------ Source material

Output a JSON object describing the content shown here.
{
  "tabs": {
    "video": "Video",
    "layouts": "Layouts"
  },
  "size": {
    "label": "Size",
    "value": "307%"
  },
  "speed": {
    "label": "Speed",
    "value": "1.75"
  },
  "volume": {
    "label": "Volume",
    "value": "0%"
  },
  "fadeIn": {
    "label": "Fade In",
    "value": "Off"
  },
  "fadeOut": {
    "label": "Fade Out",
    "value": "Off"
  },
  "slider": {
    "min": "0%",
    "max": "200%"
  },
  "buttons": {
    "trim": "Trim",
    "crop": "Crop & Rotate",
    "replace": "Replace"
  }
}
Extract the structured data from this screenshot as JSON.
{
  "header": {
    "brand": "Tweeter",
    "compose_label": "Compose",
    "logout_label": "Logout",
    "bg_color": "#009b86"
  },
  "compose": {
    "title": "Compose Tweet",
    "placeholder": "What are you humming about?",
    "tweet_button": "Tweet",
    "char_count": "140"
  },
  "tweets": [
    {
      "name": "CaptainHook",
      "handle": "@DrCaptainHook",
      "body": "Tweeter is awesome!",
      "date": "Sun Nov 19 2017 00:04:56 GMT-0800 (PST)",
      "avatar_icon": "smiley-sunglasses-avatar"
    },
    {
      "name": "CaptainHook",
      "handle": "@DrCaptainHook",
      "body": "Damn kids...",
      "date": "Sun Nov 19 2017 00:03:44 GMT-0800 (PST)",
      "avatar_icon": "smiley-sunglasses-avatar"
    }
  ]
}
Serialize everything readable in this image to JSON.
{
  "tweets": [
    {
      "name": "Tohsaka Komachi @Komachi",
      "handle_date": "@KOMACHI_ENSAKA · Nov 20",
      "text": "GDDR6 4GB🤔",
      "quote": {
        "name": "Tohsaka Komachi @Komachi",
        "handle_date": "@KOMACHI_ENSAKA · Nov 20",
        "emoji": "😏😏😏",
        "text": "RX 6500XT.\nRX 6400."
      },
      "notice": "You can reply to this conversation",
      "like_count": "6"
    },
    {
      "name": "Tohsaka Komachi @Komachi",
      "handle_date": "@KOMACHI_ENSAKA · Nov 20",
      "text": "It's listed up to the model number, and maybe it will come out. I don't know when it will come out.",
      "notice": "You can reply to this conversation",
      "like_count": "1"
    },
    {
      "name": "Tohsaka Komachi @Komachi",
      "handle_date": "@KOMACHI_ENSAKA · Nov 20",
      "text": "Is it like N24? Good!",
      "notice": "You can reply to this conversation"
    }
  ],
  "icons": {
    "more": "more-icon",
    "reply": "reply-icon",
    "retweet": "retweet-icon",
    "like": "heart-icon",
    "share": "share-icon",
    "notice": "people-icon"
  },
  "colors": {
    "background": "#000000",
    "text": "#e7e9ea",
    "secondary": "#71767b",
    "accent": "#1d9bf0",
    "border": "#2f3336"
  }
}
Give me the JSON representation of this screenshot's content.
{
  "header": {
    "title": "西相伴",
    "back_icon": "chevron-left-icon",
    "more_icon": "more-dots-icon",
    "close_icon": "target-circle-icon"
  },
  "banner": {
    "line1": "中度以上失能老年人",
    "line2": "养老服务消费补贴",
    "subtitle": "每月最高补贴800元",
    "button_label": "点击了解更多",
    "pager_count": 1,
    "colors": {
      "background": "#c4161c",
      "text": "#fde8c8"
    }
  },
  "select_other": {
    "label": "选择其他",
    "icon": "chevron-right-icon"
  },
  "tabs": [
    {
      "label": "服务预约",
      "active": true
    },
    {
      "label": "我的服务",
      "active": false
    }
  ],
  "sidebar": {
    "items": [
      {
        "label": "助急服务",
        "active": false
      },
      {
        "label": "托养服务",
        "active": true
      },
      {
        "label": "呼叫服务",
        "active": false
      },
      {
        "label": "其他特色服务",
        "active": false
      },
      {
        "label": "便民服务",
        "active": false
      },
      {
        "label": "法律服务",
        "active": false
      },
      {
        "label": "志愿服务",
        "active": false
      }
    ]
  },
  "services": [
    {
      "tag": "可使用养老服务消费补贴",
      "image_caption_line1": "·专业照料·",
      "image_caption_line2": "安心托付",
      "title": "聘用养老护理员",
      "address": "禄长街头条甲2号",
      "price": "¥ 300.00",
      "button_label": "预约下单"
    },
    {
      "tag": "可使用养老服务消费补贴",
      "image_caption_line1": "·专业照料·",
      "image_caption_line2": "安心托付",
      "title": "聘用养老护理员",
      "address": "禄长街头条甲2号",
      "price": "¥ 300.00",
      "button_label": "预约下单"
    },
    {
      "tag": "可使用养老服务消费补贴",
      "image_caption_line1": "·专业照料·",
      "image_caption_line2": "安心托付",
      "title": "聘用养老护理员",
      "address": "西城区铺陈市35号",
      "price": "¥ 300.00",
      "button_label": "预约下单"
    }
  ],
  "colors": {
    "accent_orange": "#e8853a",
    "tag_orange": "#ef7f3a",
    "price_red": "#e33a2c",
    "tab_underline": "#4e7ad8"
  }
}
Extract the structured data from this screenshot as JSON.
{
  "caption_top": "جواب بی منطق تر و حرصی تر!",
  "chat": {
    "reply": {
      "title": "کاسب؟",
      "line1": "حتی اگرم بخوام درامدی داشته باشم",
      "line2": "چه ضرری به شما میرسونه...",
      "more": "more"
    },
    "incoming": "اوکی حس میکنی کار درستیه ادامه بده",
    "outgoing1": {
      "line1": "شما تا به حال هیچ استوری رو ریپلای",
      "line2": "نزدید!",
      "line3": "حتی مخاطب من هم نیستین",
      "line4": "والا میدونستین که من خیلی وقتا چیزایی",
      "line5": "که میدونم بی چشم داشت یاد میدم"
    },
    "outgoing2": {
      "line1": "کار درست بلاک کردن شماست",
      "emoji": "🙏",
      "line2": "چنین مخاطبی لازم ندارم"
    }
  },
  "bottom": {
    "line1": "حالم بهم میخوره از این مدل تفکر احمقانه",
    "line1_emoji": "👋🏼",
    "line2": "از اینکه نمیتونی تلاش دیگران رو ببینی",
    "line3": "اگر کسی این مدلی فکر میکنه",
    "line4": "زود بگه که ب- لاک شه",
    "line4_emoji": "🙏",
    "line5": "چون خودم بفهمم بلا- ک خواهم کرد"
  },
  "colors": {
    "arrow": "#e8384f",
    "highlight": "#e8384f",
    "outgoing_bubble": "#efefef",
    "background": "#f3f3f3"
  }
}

------------

● What the exercise asks
Please quote the data above in full, with no line missing.

● The reply
Output a JSON object describing the content shown here.
{
  "tabs": {
    "video": "Video",
    "layouts": "Layouts"
  },
  "size": {
    "label": "Size",
    "value": "307%"
  },
  "speed": {
    "label": "Speed",
    "value": "1.75"
  },
  "volume": {
    "label": "Volume",
    "value": "0%"
  },
  "fadeIn": {
    "label": "Fade In",
    "value": "Off"
  },
  "fadeOut": {
    "label": "Fade Out",
    "value": "Off"
  },
  "slider": {
    "min": "0%",
    "max": "200%"
  },
  "buttons": {
    "trim": "Trim",
    "crop": "Crop & Rotate",
    "replace": "Replace"
  }
}
Extract the structured data from this screenshot as JSON.
{
  "header": {
    "brand": "Tweeter",
    "compose_label": "Compose",
    "logout_label": "Logout",
    "bg_color": "#009b86"
  },
  "compose": {
    "title": "Compose Tweet",
    "placeholder": "What are you humming about?",
    "tweet_button": "Tweet",
    "char_count": "140"
  },
  "tweets": [
    {
      "name": "CaptainHook",
      "handle": "@DrCaptainHook",
      "body": "Tweeter is awesome!",
      "date": "Sun Nov 19 2017 00:04:56 GMT-0800 (PST)",
      "avatar_icon": "smiley-sunglasses-avatar"
    },
    {
      "name": "CaptainHook",
      "handle": "@DrCaptainHook",
      "body": "Damn kids...",
      "date": "Sun Nov 19 2017 00:03:44 GMT-0800 (PST)",
      "avatar_icon": "smiley-sunglasses-avatar"
    }
  ]
}
Serialize everything readable in this image to JSON.
{
  "tweets": [
    {
      "name": "Tohsaka Komachi @Komachi",
      "handle_date": "@KOMACHI_ENSAKA · Nov 20",
      "text": "GDDR6 4GB🤔",
      "quote": {
        "name": "Tohsaka Komachi @Komachi",
        "handle_date": "@KOMACHI_ENSAKA · Nov 20",
        "emoji": "😏😏😏",
        "text": "RX 6500XT.\nRX 6400."
      },
      "notice": "You can reply to this conversation",
      "like_count": "6"
    },
    {
      "name": "Tohsaka Komachi @Komachi",
      "handle_date": "@KOMACHI_ENSAKA · Nov 20",
      "text": "It's listed up to the model number, and maybe it will come out. I don't know when it will come out.",
      "notice": "You can reply to this conversation",
      "like_count": "1"
    },
    {
      "name": "Tohsaka Komachi @Komachi",
      "handle_date": "@KOMACHI_ENSAKA · Nov 20",
      "text": "Is it like N24? Good!",
      "notice": "You can reply to this conversation"
    }
  ],
  "icons": {
    "more": "more-icon",
    "reply": "reply-icon",
    "retweet": "retweet-icon",
    "like": "heart-icon",
    "share": "share-icon",
    "notice": "people-icon"
  },
  "colors": {
    "background": "#000000",
    "text": "#e7e9ea",
    "secondary": "#71767b",
    "accent": "#1d9bf0",
    "border": "#2f3336"
  }
}
Give me the JSON representation of this screenshot's content.
{
  "header": {
    "title": "西相伴",
    "back_icon": "chevron-left-icon",
    "more_icon": "more-dots-icon",
    "close_icon": "target-circle-icon"
  },
  "banner": {
    "line1": "中度以上失能老年人",
    "line2": "养老服务消费补贴",
    "subtitle": "每月最高补贴800元",
    "button_label": "点击了解更多",
    "pager_count": 1,
    "colors": {
      "background": "#c4161c",
      "text": "#fde8c8"
    }
  },
  "select_other": {
    "label": "选择其他",
    "icon": "chevron-right-icon"
  },
  "tabs": [
    {
      "label": "服务预约",
      "active": true
    },
    {
      "label": "我的服务",
      "active": false
    }
  ],
  "sidebar": {
    "items": [
      {
        "label": "助急服务",
        "active": false
      },
      {
        "label": "托养服务",
        "active": true
      },
      {
        "label": "呼叫服务",
        "active": false
      },
      {
        "label": "其他特色服务",
        "active": false
      },
      {
        "label": "便民服务",
        "active": false
      },
      {
        "label": "法律服务",
        "active": false
      },
      {
        "label": "志愿服务",
        "active": false
      }
    ]
  },
  "services": [
    {
      "tag": "可使用养老服务消费补贴",
      "image_caption_line1": "·专业照料·",
      "image_caption_line2": "安心托付",
      "title": "聘用养老护理员",
      "address": "禄长街头条甲2号",
      "price": "¥ 300.00",
      "button_label": "预约下单"
    },
    {
      "tag": "可使用养老服务消费补贴",
      "image_caption_line1": "·专业照料·",
      "image_caption_line2": "安心托付",
      "title": "聘用养老护理员",
      "address": "禄长街头条甲2号",
      "price": "¥ 300.00",
      "button_label": "预约下单"
    },
    {
      "tag": "可使用养老服务消费补贴",
      "image_caption_line1": "·专业照料·",
      "image_caption_line2": "安心托付",
      "title": "聘用养老护理员",
      "address": "西城区铺陈市35号",
      "price": "¥ 300.00",
      "button_label": "预约下单"
    }
  ],
  "colors": {
    "accent_orange": "#e8853a",
    "tag_orange": "#ef7f3a",
    "price_red": "#e33a2c",
    "tab_underline": "#4e7ad8"
  }
}
Extract the structured data from this screenshot as JSON.
{
  "caption_top": "جواب بی منطق تر و حرصی تر!",
  "chat": {
    "reply": {
      "title": "کاسب؟",
      "line1": "حتی اگرم بخوام درامدی داشته باشم",
      "line2": "چه ضرری به شما میرسونه...",
      "more": "more"
    },
    "incoming": "اوکی حس میکنی کار درستیه ادامه بده",
    "outgoing1": {
      "line1": "شما تا به حال هیچ استوری رو ریپلای",
      "line2": "نزدید!",
      "line3": "حتی مخاطب من هم نیستین",
      "line4": "والا میدونستین که من خیلی وقتا چیزایی",
      "line5": "که میدونم بی چشم داشت یاد میدم"
    },
    "outgoing2": {
      "line1": "کار درست بلاک کردن شماست",
      "emoji": "🙏",
      "line2": "چنین مخاطبی لازم ندارم"
    }
  },
  "bottom": {
    "line1": "حالم بهم میخوره از این مدل تفکر احمقانه",
    "line1_emoji": "👋🏼",
    "line2": "از اینکه نمیتونی تلاش دیگران رو ببینی",
    "line3": "اگر کسی این مدلی فکر میکنه",
    "line4": "زود بگه که ب- لاک شه",
    "line4_emoji": "🙏",
    "line5": "چون خودم بفهمم بلا- ک خواهم کرد"
  },
  "colors": {
    "arrow": "#e8384f",
    "highlight": "#e8384f",
    "outgoing_bubble": "#efefef",
    "background": "#f3f3f3"
  }
}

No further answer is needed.